** Start of EXCERPTED RECORDS **

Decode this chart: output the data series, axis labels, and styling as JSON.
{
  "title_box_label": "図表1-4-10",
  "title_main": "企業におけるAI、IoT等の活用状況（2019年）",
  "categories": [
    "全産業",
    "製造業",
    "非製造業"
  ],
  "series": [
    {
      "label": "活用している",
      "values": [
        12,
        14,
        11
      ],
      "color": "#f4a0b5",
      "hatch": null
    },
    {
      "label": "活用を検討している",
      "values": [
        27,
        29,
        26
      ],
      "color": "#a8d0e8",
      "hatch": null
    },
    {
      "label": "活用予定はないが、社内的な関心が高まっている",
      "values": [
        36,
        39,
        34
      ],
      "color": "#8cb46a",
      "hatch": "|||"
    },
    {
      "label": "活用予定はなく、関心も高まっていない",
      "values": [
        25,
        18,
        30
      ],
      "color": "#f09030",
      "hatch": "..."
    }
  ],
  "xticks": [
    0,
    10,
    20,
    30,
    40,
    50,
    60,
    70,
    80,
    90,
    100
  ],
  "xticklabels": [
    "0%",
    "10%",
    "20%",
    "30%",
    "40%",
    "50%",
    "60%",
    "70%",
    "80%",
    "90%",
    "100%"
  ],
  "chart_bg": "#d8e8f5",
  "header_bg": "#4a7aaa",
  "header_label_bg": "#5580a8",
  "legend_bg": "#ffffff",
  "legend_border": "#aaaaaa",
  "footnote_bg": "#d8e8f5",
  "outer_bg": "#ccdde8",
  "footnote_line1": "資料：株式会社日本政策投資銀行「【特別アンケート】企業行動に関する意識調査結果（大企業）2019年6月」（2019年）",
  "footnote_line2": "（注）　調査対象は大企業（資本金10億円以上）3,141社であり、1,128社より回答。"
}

** End of EXCERPTED RECORDS **

*GOAL OF THE EXERCISE*
Reproduce the data shown above exactly.

*SOLUTION*
Decode this chart: output the data series, axis labels, and styling as JSON.
{
  "title_box_label": "図表1-4-10",
  "title_main": "企業におけるAI、IoT等の活用状況（2019年）",
  "categories": [
    "全産業",
    "製造業",
    "非製造業"
  ],
  "series": [
    {
      "label": "活用している",
      "values": [
        12,
        14,
        11
      ],
      "color": "#f4a0b5",
      "hatch": null
    },
    {
      "label": "活用を検討している",
      "values": [
        27,
        29,
        26
      ],
      "color": "#a8d0e8",
      "hatch": null
    },
    {
      "label": "活用予定はないが、社内的な関心が高まっている",
      "values": [
        36,
        39,
        34
      ],
      "color": "#8cb46a",
      "hatch": "|||"
    },
    {
      "label": "活用予定はなく、関心も高まっていない",
      "values": [
        25,
        18,
        30
      ],
      "color": "#f09030",
      "hatch": "..."
    }
  ],
  "xticks": [
    0,
    10,
    20,
    30,
    40,
    50,
    60,
    70,
    80,
    90,
    100
  ],
  "xticklabels": [
    "0%",
    "10%",
    "20%",
    "30%",
    "40%",
    "50%",
    "60%",
    "70%",
    "80%",
    "90%",
    "100%"
  ],
  "chart_bg": "#d8e8f5",
  "header_bg": "#4a7aaa",
  "header_label_bg": "#5580a8",
  "legend_bg": "#ffffff",
  "legend_border": "#aaaaaa",
  "footnote_bg": "#d8e8f5",
  "outer_bg": "#ccdde8",
  "footnote_line1": "資料：株式会社日本政策投資銀行「【特別アンケート】企業行動に関する意識調査結果（大企業）2019年6月」（2019年）",
  "footnote_line2": "（注）　調査対象は大企業（資本金10億円以上）3,141社であり、1,128社より回答。"
}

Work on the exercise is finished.